**Dataset records on visual material:**
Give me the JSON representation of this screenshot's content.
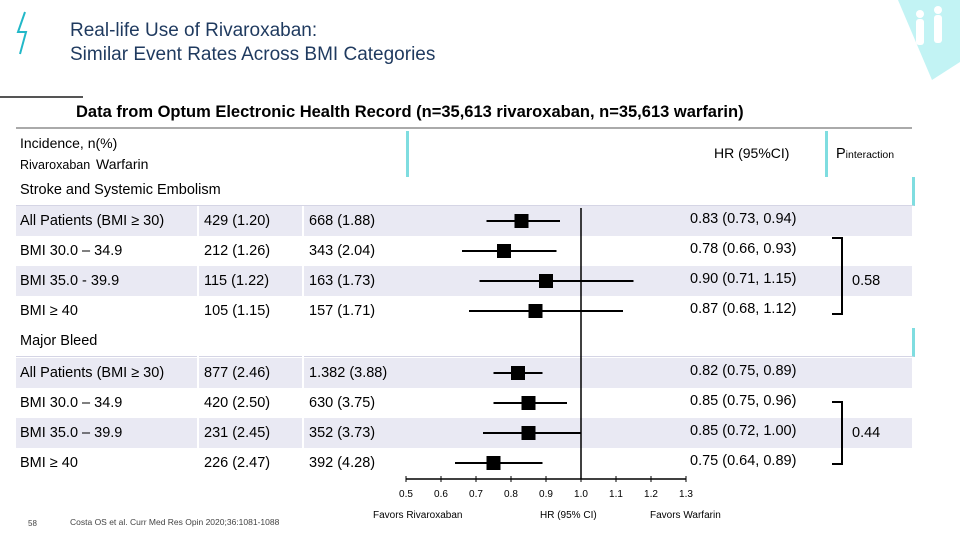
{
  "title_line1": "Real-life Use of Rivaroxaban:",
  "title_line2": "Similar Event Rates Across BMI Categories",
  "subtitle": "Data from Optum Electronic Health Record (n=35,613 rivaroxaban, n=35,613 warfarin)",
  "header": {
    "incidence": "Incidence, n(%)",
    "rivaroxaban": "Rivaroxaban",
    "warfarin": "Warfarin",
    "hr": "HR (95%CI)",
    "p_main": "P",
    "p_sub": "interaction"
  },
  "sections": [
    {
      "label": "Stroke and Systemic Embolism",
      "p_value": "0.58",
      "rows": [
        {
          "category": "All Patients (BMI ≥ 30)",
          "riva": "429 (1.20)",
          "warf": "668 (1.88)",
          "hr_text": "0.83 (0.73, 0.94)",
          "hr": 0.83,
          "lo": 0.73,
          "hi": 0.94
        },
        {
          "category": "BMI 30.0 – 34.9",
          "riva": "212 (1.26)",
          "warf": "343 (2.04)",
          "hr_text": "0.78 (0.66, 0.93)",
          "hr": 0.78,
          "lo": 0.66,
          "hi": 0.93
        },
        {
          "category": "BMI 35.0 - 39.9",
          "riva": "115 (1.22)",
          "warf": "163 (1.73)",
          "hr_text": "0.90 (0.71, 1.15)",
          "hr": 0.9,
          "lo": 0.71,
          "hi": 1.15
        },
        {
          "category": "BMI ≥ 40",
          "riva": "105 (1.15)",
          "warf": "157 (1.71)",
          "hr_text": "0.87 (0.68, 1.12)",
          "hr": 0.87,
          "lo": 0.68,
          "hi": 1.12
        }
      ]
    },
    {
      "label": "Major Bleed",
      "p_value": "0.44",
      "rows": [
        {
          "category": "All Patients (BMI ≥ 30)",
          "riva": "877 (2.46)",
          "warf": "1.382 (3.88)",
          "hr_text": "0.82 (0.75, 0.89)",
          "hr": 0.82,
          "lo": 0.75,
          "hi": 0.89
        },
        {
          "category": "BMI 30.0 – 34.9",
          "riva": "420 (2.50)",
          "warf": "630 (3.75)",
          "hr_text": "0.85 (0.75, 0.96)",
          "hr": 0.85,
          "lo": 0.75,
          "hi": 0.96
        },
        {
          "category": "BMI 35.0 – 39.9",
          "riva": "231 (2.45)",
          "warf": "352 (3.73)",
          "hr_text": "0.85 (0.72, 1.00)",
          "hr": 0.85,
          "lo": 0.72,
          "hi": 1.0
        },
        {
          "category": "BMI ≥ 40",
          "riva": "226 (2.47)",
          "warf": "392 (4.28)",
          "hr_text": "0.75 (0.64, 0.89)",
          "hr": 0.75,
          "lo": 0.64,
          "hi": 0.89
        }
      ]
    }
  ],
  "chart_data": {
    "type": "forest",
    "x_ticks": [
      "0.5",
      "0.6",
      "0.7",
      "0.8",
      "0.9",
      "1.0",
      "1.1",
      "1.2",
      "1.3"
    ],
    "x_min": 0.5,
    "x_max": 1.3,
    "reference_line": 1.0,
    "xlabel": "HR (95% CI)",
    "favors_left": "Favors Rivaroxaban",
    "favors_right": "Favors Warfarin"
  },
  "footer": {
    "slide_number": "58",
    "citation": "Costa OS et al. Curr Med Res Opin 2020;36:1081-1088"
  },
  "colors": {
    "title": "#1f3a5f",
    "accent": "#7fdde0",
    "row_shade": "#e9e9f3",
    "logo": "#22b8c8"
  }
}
--
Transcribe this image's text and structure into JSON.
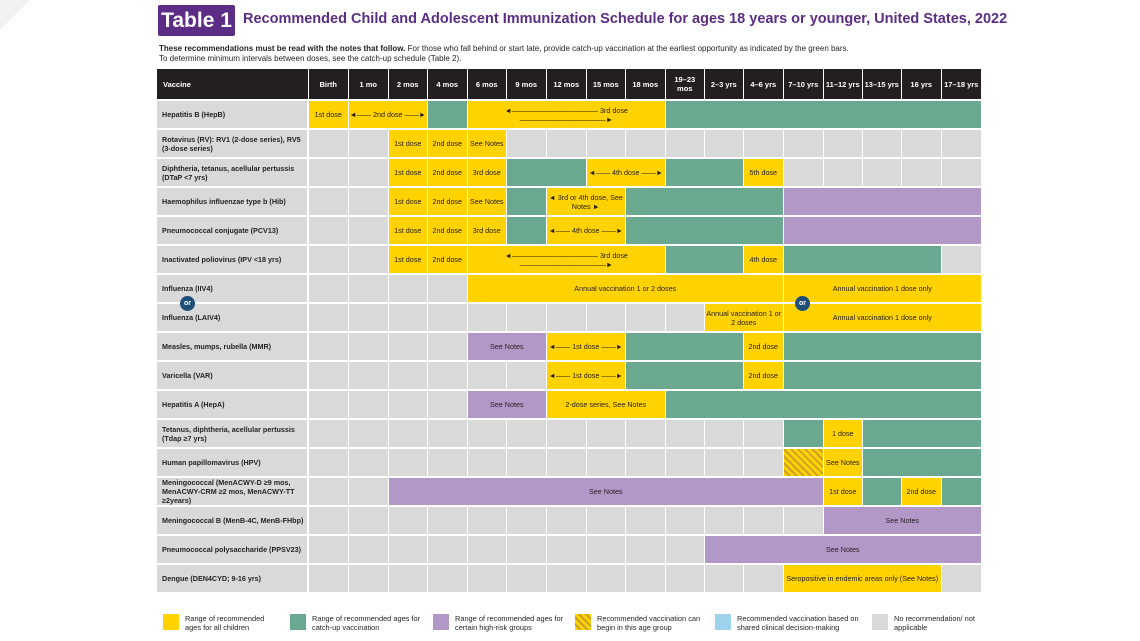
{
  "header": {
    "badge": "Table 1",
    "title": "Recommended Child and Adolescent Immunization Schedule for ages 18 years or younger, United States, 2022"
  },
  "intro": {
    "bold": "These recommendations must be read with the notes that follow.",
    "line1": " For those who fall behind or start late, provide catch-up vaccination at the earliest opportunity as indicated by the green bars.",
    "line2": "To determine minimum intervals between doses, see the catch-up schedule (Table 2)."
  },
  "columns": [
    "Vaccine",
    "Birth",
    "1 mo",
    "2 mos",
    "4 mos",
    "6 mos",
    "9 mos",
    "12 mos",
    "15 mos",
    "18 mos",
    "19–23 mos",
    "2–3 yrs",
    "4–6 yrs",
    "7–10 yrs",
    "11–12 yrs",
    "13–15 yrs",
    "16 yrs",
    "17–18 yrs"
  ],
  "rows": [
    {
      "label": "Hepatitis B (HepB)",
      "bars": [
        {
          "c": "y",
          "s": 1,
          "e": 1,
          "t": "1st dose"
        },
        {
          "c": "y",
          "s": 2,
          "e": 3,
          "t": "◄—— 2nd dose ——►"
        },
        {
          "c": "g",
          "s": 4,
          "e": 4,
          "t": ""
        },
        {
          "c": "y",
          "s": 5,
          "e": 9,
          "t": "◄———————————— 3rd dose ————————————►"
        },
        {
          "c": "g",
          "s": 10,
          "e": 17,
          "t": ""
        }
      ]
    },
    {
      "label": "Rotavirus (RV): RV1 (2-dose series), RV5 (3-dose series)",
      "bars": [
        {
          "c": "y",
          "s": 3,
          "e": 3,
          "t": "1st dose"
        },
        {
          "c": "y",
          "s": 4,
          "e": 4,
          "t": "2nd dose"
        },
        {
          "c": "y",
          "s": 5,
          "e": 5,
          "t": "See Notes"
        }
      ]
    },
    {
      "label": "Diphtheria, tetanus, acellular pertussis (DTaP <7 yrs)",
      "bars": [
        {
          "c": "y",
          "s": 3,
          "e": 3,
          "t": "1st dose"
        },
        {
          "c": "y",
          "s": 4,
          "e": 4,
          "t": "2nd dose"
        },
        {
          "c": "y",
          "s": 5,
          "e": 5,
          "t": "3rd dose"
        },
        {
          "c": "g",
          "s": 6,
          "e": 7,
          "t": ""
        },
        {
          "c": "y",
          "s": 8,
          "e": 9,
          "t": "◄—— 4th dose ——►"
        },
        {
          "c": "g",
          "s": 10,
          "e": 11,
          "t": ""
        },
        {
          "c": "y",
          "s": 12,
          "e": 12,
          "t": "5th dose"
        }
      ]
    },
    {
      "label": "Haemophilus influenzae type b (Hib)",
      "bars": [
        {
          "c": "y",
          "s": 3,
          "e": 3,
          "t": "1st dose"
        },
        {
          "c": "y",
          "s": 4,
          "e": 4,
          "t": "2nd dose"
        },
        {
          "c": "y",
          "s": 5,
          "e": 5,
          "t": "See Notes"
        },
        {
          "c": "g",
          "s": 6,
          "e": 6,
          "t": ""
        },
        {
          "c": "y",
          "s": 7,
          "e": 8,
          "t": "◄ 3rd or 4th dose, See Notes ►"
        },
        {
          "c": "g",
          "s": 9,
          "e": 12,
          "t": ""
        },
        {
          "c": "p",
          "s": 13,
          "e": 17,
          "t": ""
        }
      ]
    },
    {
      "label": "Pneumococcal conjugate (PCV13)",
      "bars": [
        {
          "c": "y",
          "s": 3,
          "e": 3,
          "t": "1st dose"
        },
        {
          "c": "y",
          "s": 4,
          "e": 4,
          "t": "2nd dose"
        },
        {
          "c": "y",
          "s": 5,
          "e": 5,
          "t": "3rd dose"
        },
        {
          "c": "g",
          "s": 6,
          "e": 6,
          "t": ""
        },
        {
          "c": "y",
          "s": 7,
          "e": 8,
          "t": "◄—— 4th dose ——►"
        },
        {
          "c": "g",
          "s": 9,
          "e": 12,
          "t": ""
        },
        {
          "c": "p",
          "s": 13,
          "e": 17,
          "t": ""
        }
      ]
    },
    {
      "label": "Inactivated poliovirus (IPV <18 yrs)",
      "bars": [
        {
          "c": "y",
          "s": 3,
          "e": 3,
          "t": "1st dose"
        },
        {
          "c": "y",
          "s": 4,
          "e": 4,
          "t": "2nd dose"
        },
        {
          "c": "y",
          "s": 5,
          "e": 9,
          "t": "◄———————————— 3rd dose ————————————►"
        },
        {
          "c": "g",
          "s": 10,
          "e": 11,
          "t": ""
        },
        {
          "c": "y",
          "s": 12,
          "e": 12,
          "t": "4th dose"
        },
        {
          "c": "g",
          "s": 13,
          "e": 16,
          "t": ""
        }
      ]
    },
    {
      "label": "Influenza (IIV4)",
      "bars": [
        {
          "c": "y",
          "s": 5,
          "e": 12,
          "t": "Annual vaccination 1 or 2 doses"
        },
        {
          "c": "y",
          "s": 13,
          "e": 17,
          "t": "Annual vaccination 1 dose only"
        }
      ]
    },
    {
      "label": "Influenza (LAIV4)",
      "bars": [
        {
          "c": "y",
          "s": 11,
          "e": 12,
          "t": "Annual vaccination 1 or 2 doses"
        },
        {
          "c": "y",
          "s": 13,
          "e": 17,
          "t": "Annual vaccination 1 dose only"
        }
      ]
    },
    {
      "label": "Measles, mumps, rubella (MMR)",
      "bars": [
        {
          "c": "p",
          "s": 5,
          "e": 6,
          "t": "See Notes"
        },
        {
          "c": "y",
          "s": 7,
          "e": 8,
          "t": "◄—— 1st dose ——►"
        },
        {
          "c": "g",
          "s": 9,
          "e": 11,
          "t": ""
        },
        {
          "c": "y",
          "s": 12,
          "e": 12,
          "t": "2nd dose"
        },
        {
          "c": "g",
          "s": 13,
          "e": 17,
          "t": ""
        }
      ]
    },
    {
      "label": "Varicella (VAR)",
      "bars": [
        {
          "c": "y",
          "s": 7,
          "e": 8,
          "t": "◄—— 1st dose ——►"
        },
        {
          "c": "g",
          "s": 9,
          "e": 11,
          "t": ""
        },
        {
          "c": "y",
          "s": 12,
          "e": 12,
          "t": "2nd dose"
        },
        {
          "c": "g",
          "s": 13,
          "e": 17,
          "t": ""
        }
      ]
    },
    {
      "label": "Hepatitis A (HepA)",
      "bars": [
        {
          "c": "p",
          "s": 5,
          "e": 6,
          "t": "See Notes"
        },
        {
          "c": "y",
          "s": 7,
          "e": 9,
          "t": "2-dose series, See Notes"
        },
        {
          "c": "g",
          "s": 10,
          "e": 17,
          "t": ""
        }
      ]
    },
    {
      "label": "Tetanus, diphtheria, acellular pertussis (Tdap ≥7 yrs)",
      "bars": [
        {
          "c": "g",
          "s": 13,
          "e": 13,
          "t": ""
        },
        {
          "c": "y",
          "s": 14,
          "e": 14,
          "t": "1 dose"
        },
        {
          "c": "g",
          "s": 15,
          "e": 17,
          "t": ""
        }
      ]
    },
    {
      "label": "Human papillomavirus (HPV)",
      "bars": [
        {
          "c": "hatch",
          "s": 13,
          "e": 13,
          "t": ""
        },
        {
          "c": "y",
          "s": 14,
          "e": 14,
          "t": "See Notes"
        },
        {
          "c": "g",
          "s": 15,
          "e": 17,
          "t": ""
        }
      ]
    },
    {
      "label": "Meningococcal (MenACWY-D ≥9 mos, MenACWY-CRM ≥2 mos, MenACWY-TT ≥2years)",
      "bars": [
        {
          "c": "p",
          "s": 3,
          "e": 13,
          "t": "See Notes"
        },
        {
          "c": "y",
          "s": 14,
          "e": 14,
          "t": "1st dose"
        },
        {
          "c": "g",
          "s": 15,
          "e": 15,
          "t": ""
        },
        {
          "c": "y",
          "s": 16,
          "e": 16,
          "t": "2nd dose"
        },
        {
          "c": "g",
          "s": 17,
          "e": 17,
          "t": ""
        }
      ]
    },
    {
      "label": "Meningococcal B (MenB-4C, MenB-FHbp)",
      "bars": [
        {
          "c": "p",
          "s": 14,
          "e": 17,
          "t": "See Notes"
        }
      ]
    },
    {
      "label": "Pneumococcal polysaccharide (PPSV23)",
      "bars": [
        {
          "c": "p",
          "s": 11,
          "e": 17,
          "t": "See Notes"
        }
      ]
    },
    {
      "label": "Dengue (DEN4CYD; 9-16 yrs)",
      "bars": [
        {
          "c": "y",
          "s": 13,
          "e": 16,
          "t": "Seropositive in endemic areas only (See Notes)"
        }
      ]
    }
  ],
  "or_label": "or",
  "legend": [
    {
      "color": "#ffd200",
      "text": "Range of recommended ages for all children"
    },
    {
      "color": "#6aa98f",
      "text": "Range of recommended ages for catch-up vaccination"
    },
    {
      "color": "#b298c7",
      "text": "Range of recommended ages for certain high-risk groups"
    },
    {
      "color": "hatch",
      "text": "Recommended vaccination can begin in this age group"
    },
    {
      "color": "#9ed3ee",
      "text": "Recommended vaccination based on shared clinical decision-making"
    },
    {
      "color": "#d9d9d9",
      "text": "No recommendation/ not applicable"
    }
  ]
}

**Required action:**
Go through the data above and find the lines with the word "catch". Copy each of those lines.

**Solution below:**
    "line1": " For those who fall behind or start late, provide catch-up vaccination at the earliest opportunity as indicated by the green bars.",
    "line2": "To determine minimum intervals between doses, see the catch-up schedule (Table 2)."
      "text": "Range of recommended ages for catch-up vaccination"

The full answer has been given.